§ **Provided entries**:
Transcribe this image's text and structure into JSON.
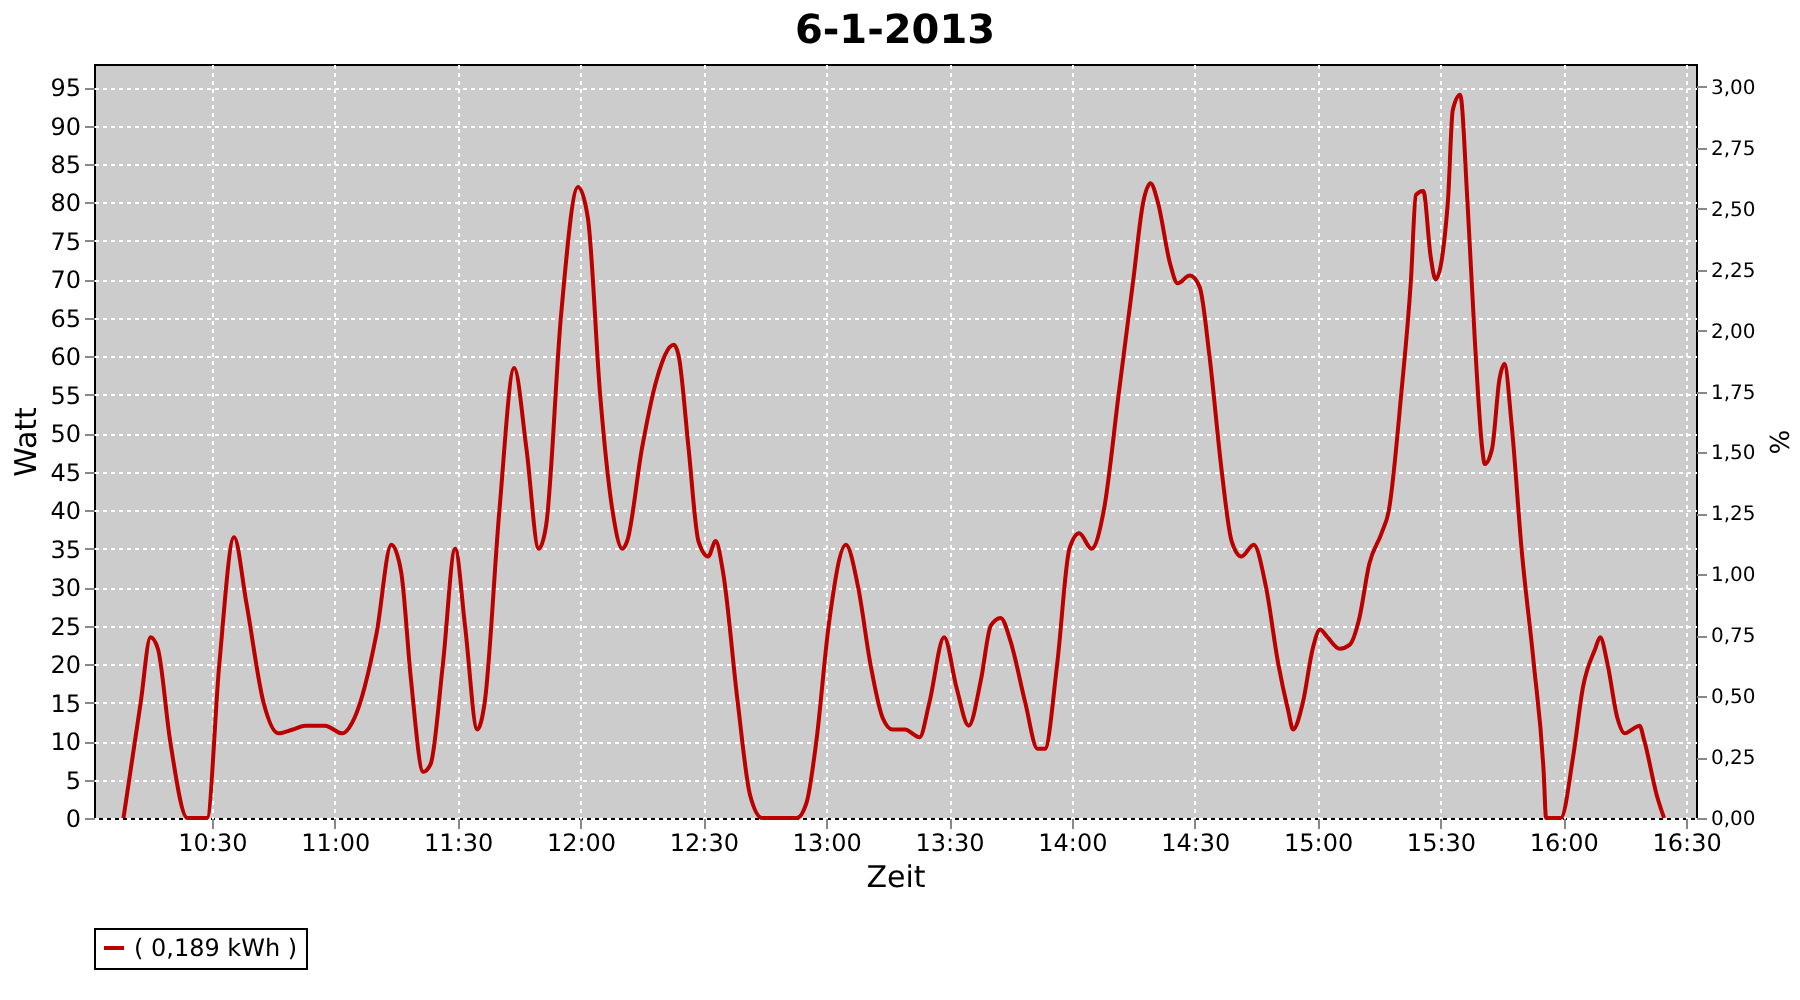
{
  "chart_data": {
    "type": "line",
    "title": "6-1-2013",
    "xlabel": "Zeit",
    "ylabel": "Watt",
    "y2label": "%",
    "xlim": [
      10.02,
      16.54
    ],
    "xticks": [
      {
        "value": 10.5,
        "label": "10:30"
      },
      {
        "value": 11,
        "label": "11:00"
      },
      {
        "value": 11.5,
        "label": "11:30"
      },
      {
        "value": 12,
        "label": "12:00"
      },
      {
        "value": 12.5,
        "label": "12:30"
      },
      {
        "value": 13,
        "label": "13:00"
      },
      {
        "value": 13.5,
        "label": "13:30"
      },
      {
        "value": 14,
        "label": "14:00"
      },
      {
        "value": 14.5,
        "label": "14:30"
      },
      {
        "value": 15,
        "label": "15:00"
      },
      {
        "value": 15.5,
        "label": "15:30"
      },
      {
        "value": 16,
        "label": "16:00"
      },
      {
        "value": 16.5,
        "label": "16:30"
      }
    ],
    "ylim": [
      0,
      98
    ],
    "yticks": [
      0,
      5,
      10,
      15,
      20,
      25,
      30,
      35,
      40,
      45,
      50,
      55,
      60,
      65,
      70,
      75,
      80,
      85,
      90,
      95
    ],
    "y2lim": [
      0,
      3.094
    ],
    "y2ticks": [
      {
        "value": 0,
        "label": "0,00"
      },
      {
        "value": 0.25,
        "label": "0,25"
      },
      {
        "value": 0.5,
        "label": "0,50"
      },
      {
        "value": 0.75,
        "label": "0,75"
      },
      {
        "value": 1,
        "label": "1,00"
      },
      {
        "value": 1.25,
        "label": "1,25"
      },
      {
        "value": 1.5,
        "label": "1,50"
      },
      {
        "value": 1.75,
        "label": "1,75"
      },
      {
        "value": 2,
        "label": "2,00"
      },
      {
        "value": 2.25,
        "label": "2,25"
      },
      {
        "value": 2.5,
        "label": "2,50"
      },
      {
        "value": 2.75,
        "label": "2,75"
      },
      {
        "value": 3,
        "label": "3,00"
      }
    ],
    "grid": true,
    "legend": "bottom",
    "series": [
      {
        "name": "( 0,189 kWh )",
        "color": "#bb0000",
        "x": [
          10.14,
          10.21,
          10.25,
          10.28,
          10.33,
          10.4,
          10.48,
          10.53,
          10.59,
          10.64,
          10.71,
          10.77,
          10.83,
          10.88,
          10.96,
          11.03,
          11.08,
          11.17,
          11.23,
          11.27,
          11.31,
          11.36,
          11.39,
          11.44,
          11.49,
          11.53,
          11.58,
          11.61,
          11.67,
          11.73,
          11.78,
          11.83,
          11.86,
          11.92,
          11.99,
          12.03,
          12.08,
          12.13,
          12.17,
          12.19,
          12.25,
          12.31,
          12.38,
          12.4,
          12.44,
          12.48,
          12.52,
          12.55,
          12.58,
          12.64,
          12.69,
          12.74,
          12.88,
          12.92,
          12.96,
          13.01,
          13.08,
          13.13,
          13.18,
          13.23,
          13.27,
          13.32,
          13.38,
          13.42,
          13.48,
          13.53,
          13.58,
          13.63,
          13.67,
          13.71,
          13.75,
          13.81,
          13.86,
          13.89,
          13.94,
          13.99,
          14.03,
          14.08,
          14.13,
          14.19,
          14.25,
          14.29,
          14.32,
          14.35,
          14.4,
          14.43,
          14.48,
          14.52,
          14.56,
          14.61,
          14.65,
          14.69,
          14.74,
          14.79,
          14.84,
          14.88,
          14.9,
          14.94,
          14.98,
          15.01,
          15.04,
          15.09,
          15.13,
          15.17,
          15.21,
          15.26,
          15.29,
          15.34,
          15.38,
          15.4,
          15.43,
          15.46,
          15.48,
          15.53,
          15.55,
          15.58,
          15.61,
          15.64,
          15.67,
          15.68,
          15.71,
          15.74,
          15.76,
          15.79,
          15.83,
          15.88,
          15.92,
          15.93,
          15.99,
          16.04,
          16.08,
          16.13,
          16.15,
          16.18,
          16.22,
          16.25,
          16.28,
          16.31,
          16.33,
          16.38,
          16.41
        ],
        "values": [
          0,
          15,
          23.5,
          22,
          10,
          0,
          0,
          20,
          36.5,
          28,
          15,
          11,
          11.5,
          12,
          12,
          11,
          13,
          24,
          35.5,
          32,
          18,
          6,
          7,
          20,
          35,
          25,
          11.5,
          15,
          40,
          58.5,
          48,
          35,
          38,
          65,
          82,
          78,
          55,
          40,
          35,
          36,
          48,
          57,
          61.5,
          60,
          48,
          36,
          34,
          36,
          32,
          15,
          3,
          0,
          0,
          2,
          10,
          25,
          35.5,
          30,
          20,
          13,
          11.5,
          11.5,
          10.5,
          15,
          23.5,
          17,
          12,
          18,
          25,
          26,
          23,
          15,
          9,
          9,
          20,
          35,
          37,
          35,
          40,
          55,
          70,
          80,
          82.5,
          80,
          72,
          69.5,
          70.5,
          69,
          60,
          45,
          36,
          34,
          35.5,
          30,
          20,
          14,
          11.5,
          15,
          22,
          24.5,
          23.5,
          22,
          22.5,
          26,
          33,
          37,
          40,
          55,
          70,
          81,
          81.5,
          73,
          70,
          80,
          92,
          94,
          80,
          62,
          48,
          46,
          48,
          57,
          59,
          51,
          35,
          20,
          6,
          0,
          0,
          8,
          17,
          22,
          23.5,
          20,
          13,
          11,
          11.5,
          12,
          10,
          3,
          0
        ]
      }
    ]
  }
}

§ **Goal**:
Each line of the material must be retyped exactly, except that images are omitted.

§ **Response to the exercise**:
Transcribe this image's text and structure into JSON.
{
  "chart_data": {
    "type": "line",
    "title": "6-1-2013",
    "xlabel": "Zeit",
    "ylabel": "Watt",
    "y2label": "%",
    "xlim": [
      10.02,
      16.54
    ],
    "xticks": [
      {
        "value": 10.5,
        "label": "10:30"
      },
      {
        "value": 11,
        "label": "11:00"
      },
      {
        "value": 11.5,
        "label": "11:30"
      },
      {
        "value": 12,
        "label": "12:00"
      },
      {
        "value": 12.5,
        "label": "12:30"
      },
      {
        "value": 13,
        "label": "13:00"
      },
      {
        "value": 13.5,
        "label": "13:30"
      },
      {
        "value": 14,
        "label": "14:00"
      },
      {
        "value": 14.5,
        "label": "14:30"
      },
      {
        "value": 15,
        "label": "15:00"
      },
      {
        "value": 15.5,
        "label": "15:30"
      },
      {
        "value": 16,
        "label": "16:00"
      },
      {
        "value": 16.5,
        "label": "16:30"
      }
    ],
    "ylim": [
      0,
      98
    ],
    "yticks": [
      0,
      5,
      10,
      15,
      20,
      25,
      30,
      35,
      40,
      45,
      50,
      55,
      60,
      65,
      70,
      75,
      80,
      85,
      90,
      95
    ],
    "y2lim": [
      0,
      3.094
    ],
    "y2ticks": [
      {
        "value": 0,
        "label": "0,00"
      },
      {
        "value": 0.25,
        "label": "0,25"
      },
      {
        "value": 0.5,
        "label": "0,50"
      },
      {
        "value": 0.75,
        "label": "0,75"
      },
      {
        "value": 1,
        "label": "1,00"
      },
      {
        "value": 1.25,
        "label": "1,25"
      },
      {
        "value": 1.5,
        "label": "1,50"
      },
      {
        "value": 1.75,
        "label": "1,75"
      },
      {
        "value": 2,
        "label": "2,00"
      },
      {
        "value": 2.25,
        "label": "2,25"
      },
      {
        "value": 2.5,
        "label": "2,50"
      },
      {
        "value": 2.75,
        "label": "2,75"
      },
      {
        "value": 3,
        "label": "3,00"
      }
    ],
    "grid": true,
    "legend": "bottom",
    "series": [
      {
        "name": "( 0,189 kWh )",
        "color": "#bb0000",
        "x": [
          10.14,
          10.21,
          10.25,
          10.28,
          10.33,
          10.4,
          10.48,
          10.53,
          10.59,
          10.64,
          10.71,
          10.77,
          10.83,
          10.88,
          10.96,
          11.03,
          11.08,
          11.17,
          11.23,
          11.27,
          11.31,
          11.36,
          11.39,
          11.44,
          11.49,
          11.53,
          11.58,
          11.61,
          11.67,
          11.73,
          11.78,
          11.83,
          11.86,
          11.92,
          11.99,
          12.03,
          12.08,
          12.13,
          12.17,
          12.19,
          12.25,
          12.31,
          12.38,
          12.4,
          12.44,
          12.48,
          12.52,
          12.55,
          12.58,
          12.64,
          12.69,
          12.74,
          12.88,
          12.92,
          12.96,
          13.01,
          13.08,
          13.13,
          13.18,
          13.23,
          13.27,
          13.32,
          13.38,
          13.42,
          13.48,
          13.53,
          13.58,
          13.63,
          13.67,
          13.71,
          13.75,
          13.81,
          13.86,
          13.89,
          13.94,
          13.99,
          14.03,
          14.08,
          14.13,
          14.19,
          14.25,
          14.29,
          14.32,
          14.35,
          14.4,
          14.43,
          14.48,
          14.52,
          14.56,
          14.61,
          14.65,
          14.69,
          14.74,
          14.79,
          14.84,
          14.88,
          14.9,
          14.94,
          14.98,
          15.01,
          15.04,
          15.09,
          15.13,
          15.17,
          15.21,
          15.26,
          15.29,
          15.34,
          15.38,
          15.4,
          15.43,
          15.46,
          15.48,
          15.53,
          15.55,
          15.58,
          15.61,
          15.64,
          15.67,
          15.68,
          15.71,
          15.74,
          15.76,
          15.79,
          15.83,
          15.88,
          15.92,
          15.93,
          15.99,
          16.04,
          16.08,
          16.13,
          16.15,
          16.18,
          16.22,
          16.25,
          16.28,
          16.31,
          16.33,
          16.38,
          16.41
        ],
        "values": [
          0,
          15,
          23.5,
          22,
          10,
          0,
          0,
          20,
          36.5,
          28,
          15,
          11,
          11.5,
          12,
          12,
          11,
          13,
          24,
          35.5,
          32,
          18,
          6,
          7,
          20,
          35,
          25,
          11.5,
          15,
          40,
          58.5,
          48,
          35,
          38,
          65,
          82,
          78,
          55,
          40,
          35,
          36,
          48,
          57,
          61.5,
          60,
          48,
          36,
          34,
          36,
          32,
          15,
          3,
          0,
          0,
          2,
          10,
          25,
          35.5,
          30,
          20,
          13,
          11.5,
          11.5,
          10.5,
          15,
          23.5,
          17,
          12,
          18,
          25,
          26,
          23,
          15,
          9,
          9,
          20,
          35,
          37,
          35,
          40,
          55,
          70,
          80,
          82.5,
          80,
          72,
          69.5,
          70.5,
          69,
          60,
          45,
          36,
          34,
          35.5,
          30,
          20,
          14,
          11.5,
          15,
          22,
          24.5,
          23.5,
          22,
          22.5,
          26,
          33,
          37,
          40,
          55,
          70,
          81,
          81.5,
          73,
          70,
          80,
          92,
          94,
          80,
          62,
          48,
          46,
          48,
          57,
          59,
          51,
          35,
          20,
          6,
          0,
          0,
          8,
          17,
          22,
          23.5,
          20,
          13,
          11,
          11.5,
          12,
          10,
          3,
          0
        ]
      }
    ]
  }
}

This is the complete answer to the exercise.